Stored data
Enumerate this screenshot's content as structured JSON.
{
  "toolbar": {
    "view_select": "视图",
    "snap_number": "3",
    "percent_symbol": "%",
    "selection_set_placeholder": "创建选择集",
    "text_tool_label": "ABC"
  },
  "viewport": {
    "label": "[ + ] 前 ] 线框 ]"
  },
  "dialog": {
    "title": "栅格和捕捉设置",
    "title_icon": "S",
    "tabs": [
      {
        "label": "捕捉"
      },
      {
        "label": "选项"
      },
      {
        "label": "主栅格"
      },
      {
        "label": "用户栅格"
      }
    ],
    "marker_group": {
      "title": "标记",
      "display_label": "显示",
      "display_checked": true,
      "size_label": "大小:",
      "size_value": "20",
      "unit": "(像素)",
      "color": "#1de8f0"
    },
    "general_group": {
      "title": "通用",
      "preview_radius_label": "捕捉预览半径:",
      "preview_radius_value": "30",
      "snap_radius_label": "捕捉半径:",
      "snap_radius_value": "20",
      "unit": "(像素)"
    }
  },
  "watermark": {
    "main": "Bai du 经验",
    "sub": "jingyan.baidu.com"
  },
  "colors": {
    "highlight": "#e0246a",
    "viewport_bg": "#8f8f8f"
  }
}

> [PROBLEM TO SOLVE] Repeat the data exactly. Leave nothing out.

> [WRITTEN SOLUTION]
Enumerate this screenshot's content as structured JSON.
{
  "toolbar": {
    "view_select": "视图",
    "snap_number": "3",
    "percent_symbol": "%",
    "selection_set_placeholder": "创建选择集",
    "text_tool_label": "ABC"
  },
  "viewport": {
    "label": "[ + ] 前 ] 线框 ]"
  },
  "dialog": {
    "title": "栅格和捕捉设置",
    "title_icon": "S",
    "tabs": [
      {
        "label": "捕捉"
      },
      {
        "label": "选项"
      },
      {
        "label": "主栅格"
      },
      {
        "label": "用户栅格"
      }
    ],
    "marker_group": {
      "title": "标记",
      "display_label": "显示",
      "display_checked": true,
      "size_label": "大小:",
      "size_value": "20",
      "unit": "(像素)",
      "color": "#1de8f0"
    },
    "general_group": {
      "title": "通用",
      "preview_radius_label": "捕捉预览半径:",
      "preview_radius_value": "30",
      "snap_radius_label": "捕捉半径:",
      "snap_radius_value": "20",
      "unit": "(像素)"
    }
  },
  "watermark": {
    "main": "Bai du 经验",
    "sub": "jingyan.baidu.com"
  },
  "colors": {
    "highlight": "#e0246a",
    "viewport_bg": "#8f8f8f"
  }
}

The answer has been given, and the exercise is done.